** Start of Records for this exercise **
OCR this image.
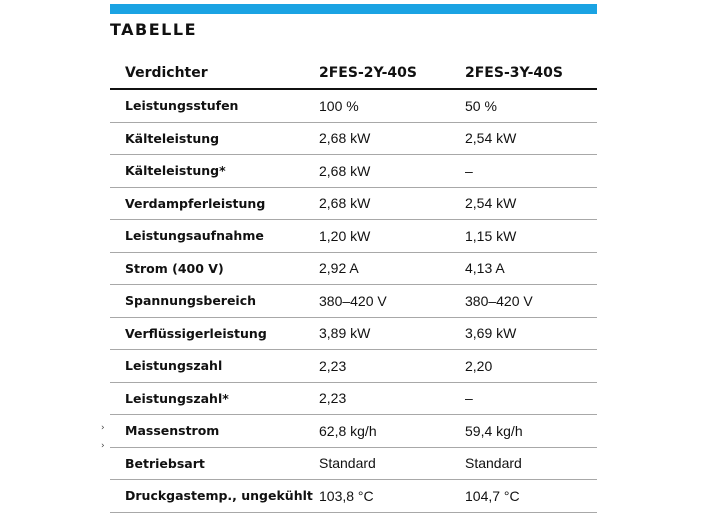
TABELLE
Verdichter	2FES-2Y-40S	2FES-3Y-40S
Leistungsstufen	100 %	50 %
Kälteleistung	2,68 kW	2,54 kW
Kälteleistung*	2,68 kW	–
Verdampferleistung	2,68 kW	2,54 kW
Leistungsaufnahme	1,20 kW	1,15 kW
Strom (400 V)	2,92 A	4,13 A
Spannungsbereich	380–420 V	380–420 V
Verflüssigerleistung	3,89 kW	3,69 kW
Leistungszahl	2,23	2,20
Leistungszahl*	2,23	–
Massenstrom	62,8 kg/h	59,4 kg/h
Betriebsart	Standard	Standard
Druckgastemp., ungekühlt	103,8 °C	104,7 °C
›
›
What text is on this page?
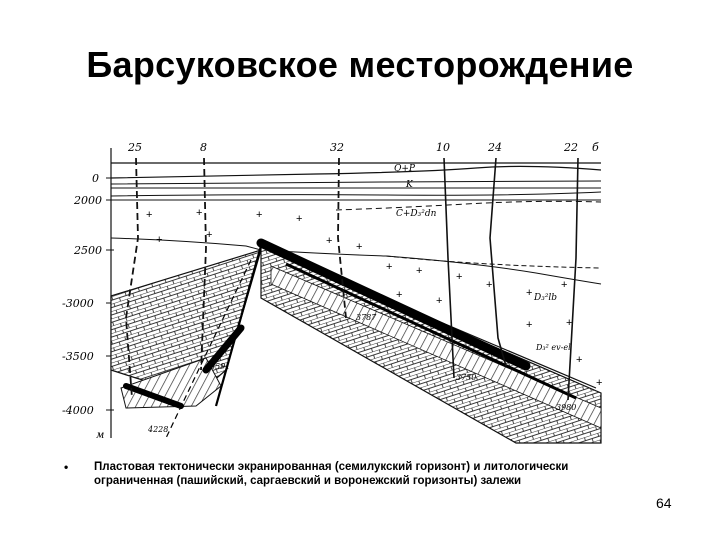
Барсуковское месторождение
0
2000
2500
-3000
-3500
-4000
м
+	+	+	+
+	+	+ +
+ +	+
+
+	+
+
+
+	+
+
+
25	8	32	10	24	22 б
Q+P
K
C+D₃²dn
D₃²lb
D₃² ev-el
3591
3787
3750
3980
4228
• Пластовая тектонически экранированная (семилукский горизонт) и литологически ограниченная (пашийский, саргаевский и воронежский горизонты) залежи
64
** End of Records for this exercise **
Every line of the records that includes the word "Leistungszahl" should be gathered.

Leistungszahl	2,23	2,20
Leistungszahl*	2,23	–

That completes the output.